# [Excerpt from a dataset]
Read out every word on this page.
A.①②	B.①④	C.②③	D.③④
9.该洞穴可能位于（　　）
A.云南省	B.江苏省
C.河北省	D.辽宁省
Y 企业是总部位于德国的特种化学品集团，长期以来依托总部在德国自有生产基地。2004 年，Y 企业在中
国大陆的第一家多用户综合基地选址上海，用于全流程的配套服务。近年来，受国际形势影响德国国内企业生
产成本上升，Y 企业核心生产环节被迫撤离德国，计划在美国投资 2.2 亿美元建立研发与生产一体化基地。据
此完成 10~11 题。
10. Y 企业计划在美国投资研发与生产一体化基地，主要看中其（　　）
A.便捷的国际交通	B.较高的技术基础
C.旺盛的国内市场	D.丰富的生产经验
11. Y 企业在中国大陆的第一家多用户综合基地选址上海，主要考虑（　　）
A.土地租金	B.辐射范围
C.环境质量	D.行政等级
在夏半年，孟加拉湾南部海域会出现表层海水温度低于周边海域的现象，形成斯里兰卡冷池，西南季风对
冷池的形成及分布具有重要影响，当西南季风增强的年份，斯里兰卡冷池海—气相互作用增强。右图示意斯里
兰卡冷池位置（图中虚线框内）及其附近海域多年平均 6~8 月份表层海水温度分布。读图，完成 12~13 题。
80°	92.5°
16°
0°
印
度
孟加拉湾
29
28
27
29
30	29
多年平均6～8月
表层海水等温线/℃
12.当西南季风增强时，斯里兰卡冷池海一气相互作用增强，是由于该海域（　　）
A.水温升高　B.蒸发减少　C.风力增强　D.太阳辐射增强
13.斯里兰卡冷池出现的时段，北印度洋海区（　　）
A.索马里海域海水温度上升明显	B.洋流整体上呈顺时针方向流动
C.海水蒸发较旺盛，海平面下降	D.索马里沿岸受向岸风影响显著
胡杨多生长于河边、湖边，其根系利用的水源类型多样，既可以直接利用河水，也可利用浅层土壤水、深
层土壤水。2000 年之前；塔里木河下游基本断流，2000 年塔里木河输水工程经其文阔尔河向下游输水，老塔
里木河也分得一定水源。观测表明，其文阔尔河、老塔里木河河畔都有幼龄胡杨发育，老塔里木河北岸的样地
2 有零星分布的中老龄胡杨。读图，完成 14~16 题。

# [OBJECTIVE]
Return all of the entries word for word.

# [RESPONSE]
Read out every word on this page.
A.①②	B.①④	C.②③	D.③④
9.该洞穴可能位于（　　）
A.云南省	B.江苏省
C.河北省	D.辽宁省
Y 企业是总部位于德国的特种化学品集团，长期以来依托总部在德国自有生产基地。2004 年，Y 企业在中
国大陆的第一家多用户综合基地选址上海，用于全流程的配套服务。近年来，受国际形势影响德国国内企业生
产成本上升，Y 企业核心生产环节被迫撤离德国，计划在美国投资 2.2 亿美元建立研发与生产一体化基地。据
此完成 10~11 题。
10. Y 企业计划在美国投资研发与生产一体化基地，主要看中其（　　）
A.便捷的国际交通	B.较高的技术基础
C.旺盛的国内市场	D.丰富的生产经验
11. Y 企业在中国大陆的第一家多用户综合基地选址上海，主要考虑（　　）
A.土地租金	B.辐射范围
C.环境质量	D.行政等级
在夏半年，孟加拉湾南部海域会出现表层海水温度低于周边海域的现象，形成斯里兰卡冷池，西南季风对
冷池的形成及分布具有重要影响，当西南季风增强的年份，斯里兰卡冷池海—气相互作用增强。右图示意斯里
兰卡冷池位置（图中虚线框内）及其附近海域多年平均 6~8 月份表层海水温度分布。读图，完成 12~13 题。
80°	92.5°
16°
0°
印
度
孟加拉湾
29
28
27
29
30	29
多年平均6～8月
表层海水等温线/℃
12.当西南季风增强时，斯里兰卡冷池海一气相互作用增强，是由于该海域（　　）
A.水温升高　B.蒸发减少　C.风力增强　D.太阳辐射增强
13.斯里兰卡冷池出现的时段，北印度洋海区（　　）
A.索马里海域海水温度上升明显	B.洋流整体上呈顺时针方向流动
C.海水蒸发较旺盛，海平面下降	D.索马里沿岸受向岸风影响显著
胡杨多生长于河边、湖边，其根系利用的水源类型多样，既可以直接利用河水，也可利用浅层土壤水、深
层土壤水。2000 年之前；塔里木河下游基本断流，2000 年塔里木河输水工程经其文阔尔河向下游输水，老塔
里木河也分得一定水源。观测表明，其文阔尔河、老塔里木河河畔都有幼龄胡杨发育，老塔里木河北岸的样地
2 有零星分布的中老龄胡杨。读图，完成 14~16 题。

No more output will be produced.